-- start --

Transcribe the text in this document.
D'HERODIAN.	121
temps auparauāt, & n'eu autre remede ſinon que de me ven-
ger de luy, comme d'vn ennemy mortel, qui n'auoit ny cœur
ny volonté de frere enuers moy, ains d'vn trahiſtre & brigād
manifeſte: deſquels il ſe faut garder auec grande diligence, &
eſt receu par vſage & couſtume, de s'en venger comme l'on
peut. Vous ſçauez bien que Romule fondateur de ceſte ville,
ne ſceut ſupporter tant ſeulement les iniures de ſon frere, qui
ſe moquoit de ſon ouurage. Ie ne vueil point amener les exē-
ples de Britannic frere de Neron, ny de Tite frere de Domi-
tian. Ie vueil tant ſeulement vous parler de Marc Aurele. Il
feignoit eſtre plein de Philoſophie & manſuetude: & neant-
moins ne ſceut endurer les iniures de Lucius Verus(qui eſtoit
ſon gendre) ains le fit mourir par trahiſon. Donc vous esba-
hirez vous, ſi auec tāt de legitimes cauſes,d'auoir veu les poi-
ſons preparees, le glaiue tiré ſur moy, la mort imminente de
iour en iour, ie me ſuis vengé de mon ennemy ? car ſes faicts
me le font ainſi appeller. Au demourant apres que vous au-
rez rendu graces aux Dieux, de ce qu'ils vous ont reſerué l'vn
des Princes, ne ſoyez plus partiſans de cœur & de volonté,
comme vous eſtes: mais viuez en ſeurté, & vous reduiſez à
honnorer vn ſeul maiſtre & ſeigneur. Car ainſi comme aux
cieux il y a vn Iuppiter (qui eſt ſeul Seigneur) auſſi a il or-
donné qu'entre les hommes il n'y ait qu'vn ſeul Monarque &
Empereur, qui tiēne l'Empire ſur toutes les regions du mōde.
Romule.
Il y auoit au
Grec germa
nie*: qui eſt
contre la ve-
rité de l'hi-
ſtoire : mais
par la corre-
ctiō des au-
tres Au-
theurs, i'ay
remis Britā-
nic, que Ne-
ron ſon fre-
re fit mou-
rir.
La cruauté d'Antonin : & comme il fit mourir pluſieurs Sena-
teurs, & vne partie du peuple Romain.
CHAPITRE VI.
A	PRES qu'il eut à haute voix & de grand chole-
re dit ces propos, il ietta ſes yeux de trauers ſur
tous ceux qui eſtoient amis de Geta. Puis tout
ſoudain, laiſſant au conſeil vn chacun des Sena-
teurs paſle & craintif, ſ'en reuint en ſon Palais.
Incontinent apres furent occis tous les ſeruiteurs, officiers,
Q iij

-- end --

THE EXERCISE. Give the data again, exactly as it stands.

COMPLETE ANSWER.
Transcribe the text in this document.
D'HERODIAN.	121
temps auparauāt, & n'eu autre remede ſinon que de me ven-
ger de luy, comme d'vn ennemy mortel, qui n'auoit ny cœur
ny volonté de frere enuers moy, ains d'vn trahiſtre & brigād
manifeſte: deſquels il ſe faut garder auec grande diligence, &
eſt receu par vſage & couſtume, de s'en venger comme l'on
peut. Vous ſçauez bien que Romule fondateur de ceſte ville,
ne ſceut ſupporter tant ſeulement les iniures de ſon frere, qui
ſe moquoit de ſon ouurage. Ie ne vueil point amener les exē-
ples de Britannic frere de Neron, ny de Tite frere de Domi-
tian. Ie vueil tant ſeulement vous parler de Marc Aurele. Il
feignoit eſtre plein de Philoſophie & manſuetude: & neant-
moins ne ſceut endurer les iniures de Lucius Verus(qui eſtoit
ſon gendre) ains le fit mourir par trahiſon. Donc vous esba-
hirez vous, ſi auec tāt de legitimes cauſes,d'auoir veu les poi-
ſons preparees, le glaiue tiré ſur moy, la mort imminente de
iour en iour, ie me ſuis vengé de mon ennemy ? car ſes faicts
me le font ainſi appeller. Au demourant apres que vous au-
rez rendu graces aux Dieux, de ce qu'ils vous ont reſerué l'vn
des Princes, ne ſoyez plus partiſans de cœur & de volonté,
comme vous eſtes: mais viuez en ſeurté, & vous reduiſez à
honnorer vn ſeul maiſtre & ſeigneur. Car ainſi comme aux
cieux il y a vn Iuppiter (qui eſt ſeul Seigneur) auſſi a il or-
donné qu'entre les hommes il n'y ait qu'vn ſeul Monarque &
Empereur, qui tiēne l'Empire ſur toutes les regions du mōde.
Romule.
Il y auoit au
Grec germa
nie*: qui eſt
contre la ve-
rité de l'hi-
ſtoire : mais
par la corre-
ctiō des au-
tres Au-
theurs, i'ay
remis Britā-
nic, que Ne-
ron ſon fre-
re fit mou-
rir.
La cruauté d'Antonin : & comme il fit mourir pluſieurs Sena-
teurs, & vne partie du peuple Romain.
CHAPITRE VI.
A	PRES qu'il eut à haute voix & de grand chole-
re dit ces propos, il ietta ſes yeux de trauers ſur
tous ceux qui eſtoient amis de Geta. Puis tout
ſoudain, laiſſant au conſeil vn chacun des Sena-
teurs paſle & craintif, ſ'en reuint en ſon Palais.
Incontinent apres furent occis tous les ſeruiteurs, officiers,
Q iij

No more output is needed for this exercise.